## AIM
How many lines in the entries below contain the string "results"? Reply with the number alone.

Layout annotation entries
=-=-=

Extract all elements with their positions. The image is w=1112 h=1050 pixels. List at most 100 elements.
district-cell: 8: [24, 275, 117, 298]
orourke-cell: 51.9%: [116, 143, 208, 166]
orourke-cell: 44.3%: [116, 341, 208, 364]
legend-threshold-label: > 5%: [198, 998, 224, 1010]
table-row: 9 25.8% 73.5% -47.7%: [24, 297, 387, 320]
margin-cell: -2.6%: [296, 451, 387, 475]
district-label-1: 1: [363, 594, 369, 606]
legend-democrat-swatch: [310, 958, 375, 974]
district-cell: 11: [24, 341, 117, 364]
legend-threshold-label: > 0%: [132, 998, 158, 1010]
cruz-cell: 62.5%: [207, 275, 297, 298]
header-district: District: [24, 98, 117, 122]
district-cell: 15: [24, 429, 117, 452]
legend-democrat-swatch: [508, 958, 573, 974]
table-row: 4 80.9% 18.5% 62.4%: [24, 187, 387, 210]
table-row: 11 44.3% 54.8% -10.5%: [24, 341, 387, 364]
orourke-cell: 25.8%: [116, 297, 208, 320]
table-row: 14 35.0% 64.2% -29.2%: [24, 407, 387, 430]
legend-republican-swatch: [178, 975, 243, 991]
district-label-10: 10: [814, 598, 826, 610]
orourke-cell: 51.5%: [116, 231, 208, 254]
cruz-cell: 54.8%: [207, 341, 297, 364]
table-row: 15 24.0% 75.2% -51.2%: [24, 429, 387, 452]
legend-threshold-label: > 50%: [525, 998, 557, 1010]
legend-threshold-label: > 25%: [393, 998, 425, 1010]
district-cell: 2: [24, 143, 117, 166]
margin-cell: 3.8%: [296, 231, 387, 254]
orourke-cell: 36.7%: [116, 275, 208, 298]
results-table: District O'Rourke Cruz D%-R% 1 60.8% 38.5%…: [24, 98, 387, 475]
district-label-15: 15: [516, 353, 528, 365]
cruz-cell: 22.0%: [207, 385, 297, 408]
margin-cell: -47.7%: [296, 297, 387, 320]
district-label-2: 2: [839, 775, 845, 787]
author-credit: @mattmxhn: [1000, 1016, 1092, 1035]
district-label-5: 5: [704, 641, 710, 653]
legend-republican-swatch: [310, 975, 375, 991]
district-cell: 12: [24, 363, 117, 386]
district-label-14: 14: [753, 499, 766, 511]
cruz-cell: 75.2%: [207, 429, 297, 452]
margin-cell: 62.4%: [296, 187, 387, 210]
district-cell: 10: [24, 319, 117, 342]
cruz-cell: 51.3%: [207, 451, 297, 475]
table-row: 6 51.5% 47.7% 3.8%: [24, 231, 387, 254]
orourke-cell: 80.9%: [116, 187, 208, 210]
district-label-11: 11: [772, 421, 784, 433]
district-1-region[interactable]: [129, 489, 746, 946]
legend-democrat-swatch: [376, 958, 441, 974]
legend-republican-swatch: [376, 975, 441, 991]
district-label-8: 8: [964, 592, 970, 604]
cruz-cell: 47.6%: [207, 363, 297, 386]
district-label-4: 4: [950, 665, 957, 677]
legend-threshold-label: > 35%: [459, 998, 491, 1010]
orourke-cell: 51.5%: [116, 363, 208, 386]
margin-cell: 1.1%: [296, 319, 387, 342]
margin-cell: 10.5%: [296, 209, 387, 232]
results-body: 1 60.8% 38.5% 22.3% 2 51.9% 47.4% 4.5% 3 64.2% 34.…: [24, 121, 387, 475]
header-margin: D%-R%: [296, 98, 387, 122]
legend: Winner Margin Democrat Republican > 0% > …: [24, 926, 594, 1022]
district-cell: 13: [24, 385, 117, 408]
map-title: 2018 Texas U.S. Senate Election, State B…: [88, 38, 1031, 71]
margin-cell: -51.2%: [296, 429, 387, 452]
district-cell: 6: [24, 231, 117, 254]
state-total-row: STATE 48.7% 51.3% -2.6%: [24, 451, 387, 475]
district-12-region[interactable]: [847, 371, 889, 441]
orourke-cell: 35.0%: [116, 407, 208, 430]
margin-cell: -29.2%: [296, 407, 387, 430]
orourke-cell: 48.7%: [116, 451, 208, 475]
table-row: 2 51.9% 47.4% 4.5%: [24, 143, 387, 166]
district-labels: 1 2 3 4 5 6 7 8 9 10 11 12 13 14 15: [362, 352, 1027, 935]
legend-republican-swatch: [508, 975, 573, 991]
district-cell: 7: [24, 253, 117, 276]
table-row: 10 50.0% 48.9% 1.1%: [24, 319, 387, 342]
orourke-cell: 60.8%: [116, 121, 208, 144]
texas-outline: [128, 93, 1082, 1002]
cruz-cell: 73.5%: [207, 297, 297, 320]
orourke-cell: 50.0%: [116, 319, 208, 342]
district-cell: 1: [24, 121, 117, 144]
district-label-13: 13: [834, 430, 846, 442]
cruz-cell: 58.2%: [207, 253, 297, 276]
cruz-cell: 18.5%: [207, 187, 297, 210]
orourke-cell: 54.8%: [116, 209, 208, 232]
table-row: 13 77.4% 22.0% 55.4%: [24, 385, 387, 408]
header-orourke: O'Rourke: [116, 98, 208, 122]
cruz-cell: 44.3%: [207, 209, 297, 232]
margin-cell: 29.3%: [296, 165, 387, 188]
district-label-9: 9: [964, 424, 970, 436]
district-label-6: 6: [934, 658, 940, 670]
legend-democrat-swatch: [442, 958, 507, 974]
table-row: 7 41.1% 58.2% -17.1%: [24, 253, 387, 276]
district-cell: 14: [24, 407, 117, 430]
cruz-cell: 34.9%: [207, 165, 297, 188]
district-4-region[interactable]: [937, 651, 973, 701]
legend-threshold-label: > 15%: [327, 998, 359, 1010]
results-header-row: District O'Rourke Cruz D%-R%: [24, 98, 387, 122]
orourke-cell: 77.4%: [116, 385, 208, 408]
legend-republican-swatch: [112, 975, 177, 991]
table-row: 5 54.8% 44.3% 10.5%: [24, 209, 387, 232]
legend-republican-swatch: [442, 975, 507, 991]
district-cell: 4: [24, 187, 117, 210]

=-=-=

## EXERCISE RESPONSE
3